THE PROBLEM
Using the data beneath, show every line that includes the word "Pedro".

_ _ _ _

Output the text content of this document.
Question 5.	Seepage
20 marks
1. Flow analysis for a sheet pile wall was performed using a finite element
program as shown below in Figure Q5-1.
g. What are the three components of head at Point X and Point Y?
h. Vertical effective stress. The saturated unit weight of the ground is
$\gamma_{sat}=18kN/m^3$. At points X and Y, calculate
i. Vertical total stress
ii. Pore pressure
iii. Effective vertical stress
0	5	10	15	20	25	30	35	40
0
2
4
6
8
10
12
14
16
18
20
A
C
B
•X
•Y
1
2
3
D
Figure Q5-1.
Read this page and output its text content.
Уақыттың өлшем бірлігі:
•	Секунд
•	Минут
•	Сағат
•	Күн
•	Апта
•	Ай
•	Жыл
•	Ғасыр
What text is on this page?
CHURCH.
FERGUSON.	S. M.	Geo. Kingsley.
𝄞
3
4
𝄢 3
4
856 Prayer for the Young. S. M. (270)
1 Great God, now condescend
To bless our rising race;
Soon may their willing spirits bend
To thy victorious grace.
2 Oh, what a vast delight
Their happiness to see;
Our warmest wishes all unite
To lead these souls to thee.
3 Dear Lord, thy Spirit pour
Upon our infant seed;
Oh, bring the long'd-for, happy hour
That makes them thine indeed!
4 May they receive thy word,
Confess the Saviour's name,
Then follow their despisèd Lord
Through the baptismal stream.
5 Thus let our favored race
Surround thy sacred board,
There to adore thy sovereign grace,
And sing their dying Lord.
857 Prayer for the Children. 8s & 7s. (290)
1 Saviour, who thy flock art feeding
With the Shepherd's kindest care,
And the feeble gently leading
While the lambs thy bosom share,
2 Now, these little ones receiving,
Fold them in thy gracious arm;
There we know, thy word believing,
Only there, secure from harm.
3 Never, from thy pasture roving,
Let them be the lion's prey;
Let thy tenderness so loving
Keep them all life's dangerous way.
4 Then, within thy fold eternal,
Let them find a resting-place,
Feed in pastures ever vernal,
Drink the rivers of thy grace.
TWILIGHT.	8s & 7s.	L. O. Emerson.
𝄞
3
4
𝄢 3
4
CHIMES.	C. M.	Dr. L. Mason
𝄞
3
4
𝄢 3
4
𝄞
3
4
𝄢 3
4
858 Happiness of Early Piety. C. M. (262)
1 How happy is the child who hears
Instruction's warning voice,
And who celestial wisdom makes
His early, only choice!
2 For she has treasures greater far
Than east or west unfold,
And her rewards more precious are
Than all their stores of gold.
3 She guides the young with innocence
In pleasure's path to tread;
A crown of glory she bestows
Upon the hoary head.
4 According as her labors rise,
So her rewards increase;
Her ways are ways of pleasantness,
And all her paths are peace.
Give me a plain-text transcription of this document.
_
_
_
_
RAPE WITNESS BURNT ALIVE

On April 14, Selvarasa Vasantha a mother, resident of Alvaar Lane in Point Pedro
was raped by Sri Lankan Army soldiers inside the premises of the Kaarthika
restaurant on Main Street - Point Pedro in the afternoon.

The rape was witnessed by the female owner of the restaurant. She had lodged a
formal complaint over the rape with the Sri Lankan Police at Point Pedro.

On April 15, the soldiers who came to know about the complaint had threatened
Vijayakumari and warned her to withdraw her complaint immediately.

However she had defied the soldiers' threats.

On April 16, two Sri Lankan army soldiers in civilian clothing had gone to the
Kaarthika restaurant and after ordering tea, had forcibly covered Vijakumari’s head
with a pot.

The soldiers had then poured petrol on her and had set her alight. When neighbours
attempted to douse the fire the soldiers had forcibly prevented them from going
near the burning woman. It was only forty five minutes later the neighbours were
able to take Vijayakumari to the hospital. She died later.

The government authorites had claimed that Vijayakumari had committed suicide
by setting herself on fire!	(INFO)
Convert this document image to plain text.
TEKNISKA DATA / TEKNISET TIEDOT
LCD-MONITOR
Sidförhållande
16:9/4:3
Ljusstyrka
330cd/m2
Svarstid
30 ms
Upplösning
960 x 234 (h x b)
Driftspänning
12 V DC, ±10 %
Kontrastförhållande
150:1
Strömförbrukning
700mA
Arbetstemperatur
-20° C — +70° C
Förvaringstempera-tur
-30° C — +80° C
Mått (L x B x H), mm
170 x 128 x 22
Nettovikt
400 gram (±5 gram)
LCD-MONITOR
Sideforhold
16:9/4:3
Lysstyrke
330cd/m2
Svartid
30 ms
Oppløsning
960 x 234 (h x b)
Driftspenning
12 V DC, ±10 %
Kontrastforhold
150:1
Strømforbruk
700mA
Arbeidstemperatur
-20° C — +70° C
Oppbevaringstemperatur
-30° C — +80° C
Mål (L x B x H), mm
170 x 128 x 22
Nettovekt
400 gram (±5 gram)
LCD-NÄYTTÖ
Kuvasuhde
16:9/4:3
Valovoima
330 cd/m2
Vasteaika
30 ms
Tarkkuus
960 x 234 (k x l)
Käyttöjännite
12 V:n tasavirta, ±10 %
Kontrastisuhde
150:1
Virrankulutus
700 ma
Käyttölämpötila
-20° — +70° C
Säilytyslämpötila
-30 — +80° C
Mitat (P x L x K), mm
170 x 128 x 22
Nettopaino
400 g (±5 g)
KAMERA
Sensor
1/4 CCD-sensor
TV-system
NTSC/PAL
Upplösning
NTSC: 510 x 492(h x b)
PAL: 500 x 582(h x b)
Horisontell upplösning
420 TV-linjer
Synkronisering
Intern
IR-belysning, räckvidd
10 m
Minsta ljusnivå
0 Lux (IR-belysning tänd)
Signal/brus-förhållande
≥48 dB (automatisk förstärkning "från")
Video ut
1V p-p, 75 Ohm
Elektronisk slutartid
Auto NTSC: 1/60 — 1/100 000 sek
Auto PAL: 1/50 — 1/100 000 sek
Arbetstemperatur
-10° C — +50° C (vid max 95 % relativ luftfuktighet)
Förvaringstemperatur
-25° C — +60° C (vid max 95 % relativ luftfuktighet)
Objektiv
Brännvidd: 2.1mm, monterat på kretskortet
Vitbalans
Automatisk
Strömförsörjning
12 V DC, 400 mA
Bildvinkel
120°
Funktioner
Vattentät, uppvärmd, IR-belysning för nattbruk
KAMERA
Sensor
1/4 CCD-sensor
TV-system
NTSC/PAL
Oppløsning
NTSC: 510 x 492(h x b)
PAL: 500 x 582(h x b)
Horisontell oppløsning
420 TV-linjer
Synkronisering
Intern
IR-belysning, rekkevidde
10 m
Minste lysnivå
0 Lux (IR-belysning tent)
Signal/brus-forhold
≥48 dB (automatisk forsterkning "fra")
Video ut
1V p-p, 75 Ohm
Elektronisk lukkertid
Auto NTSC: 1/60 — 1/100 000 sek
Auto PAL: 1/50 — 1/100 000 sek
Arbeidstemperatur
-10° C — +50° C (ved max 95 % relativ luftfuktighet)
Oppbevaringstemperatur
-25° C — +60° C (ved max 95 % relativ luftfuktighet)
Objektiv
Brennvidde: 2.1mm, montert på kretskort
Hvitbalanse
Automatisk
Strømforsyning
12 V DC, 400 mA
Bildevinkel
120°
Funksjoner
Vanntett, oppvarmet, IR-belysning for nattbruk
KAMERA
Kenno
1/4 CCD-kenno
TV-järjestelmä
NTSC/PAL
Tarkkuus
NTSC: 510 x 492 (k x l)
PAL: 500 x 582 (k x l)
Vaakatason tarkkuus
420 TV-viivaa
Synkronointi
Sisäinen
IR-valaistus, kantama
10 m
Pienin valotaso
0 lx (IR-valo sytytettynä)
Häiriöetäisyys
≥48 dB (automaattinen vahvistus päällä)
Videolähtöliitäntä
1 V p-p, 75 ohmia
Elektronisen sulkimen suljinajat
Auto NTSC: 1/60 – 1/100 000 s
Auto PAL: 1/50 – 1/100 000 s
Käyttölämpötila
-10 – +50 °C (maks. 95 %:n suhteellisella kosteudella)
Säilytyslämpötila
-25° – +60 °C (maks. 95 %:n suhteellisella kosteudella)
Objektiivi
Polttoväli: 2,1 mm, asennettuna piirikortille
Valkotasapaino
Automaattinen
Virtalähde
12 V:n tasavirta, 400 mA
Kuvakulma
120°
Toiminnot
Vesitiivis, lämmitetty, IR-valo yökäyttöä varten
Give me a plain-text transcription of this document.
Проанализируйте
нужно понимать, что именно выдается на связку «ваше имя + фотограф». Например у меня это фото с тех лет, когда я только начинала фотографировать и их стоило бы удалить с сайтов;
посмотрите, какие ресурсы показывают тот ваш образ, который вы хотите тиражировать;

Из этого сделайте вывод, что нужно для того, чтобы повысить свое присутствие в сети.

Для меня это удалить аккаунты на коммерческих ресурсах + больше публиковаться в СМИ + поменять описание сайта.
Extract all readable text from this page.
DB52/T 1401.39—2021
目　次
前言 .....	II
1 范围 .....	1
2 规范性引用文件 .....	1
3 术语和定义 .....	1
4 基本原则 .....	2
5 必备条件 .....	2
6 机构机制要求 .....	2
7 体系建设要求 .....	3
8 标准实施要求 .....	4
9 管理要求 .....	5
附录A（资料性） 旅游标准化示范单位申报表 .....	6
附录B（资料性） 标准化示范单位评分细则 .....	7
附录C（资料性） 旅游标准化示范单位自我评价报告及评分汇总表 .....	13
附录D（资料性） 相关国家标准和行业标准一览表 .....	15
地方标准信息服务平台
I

_ _ _ _

ANSWER FOR THIS EXERCISE
On April 14, Selvarasa Vasantha a mother, resident of Alvaar Lane in Point Pedro
restaurant on Main Street - Point Pedro in the afternoon.
formal complaint over the rape with the Sri Lankan Police at Point Pedro.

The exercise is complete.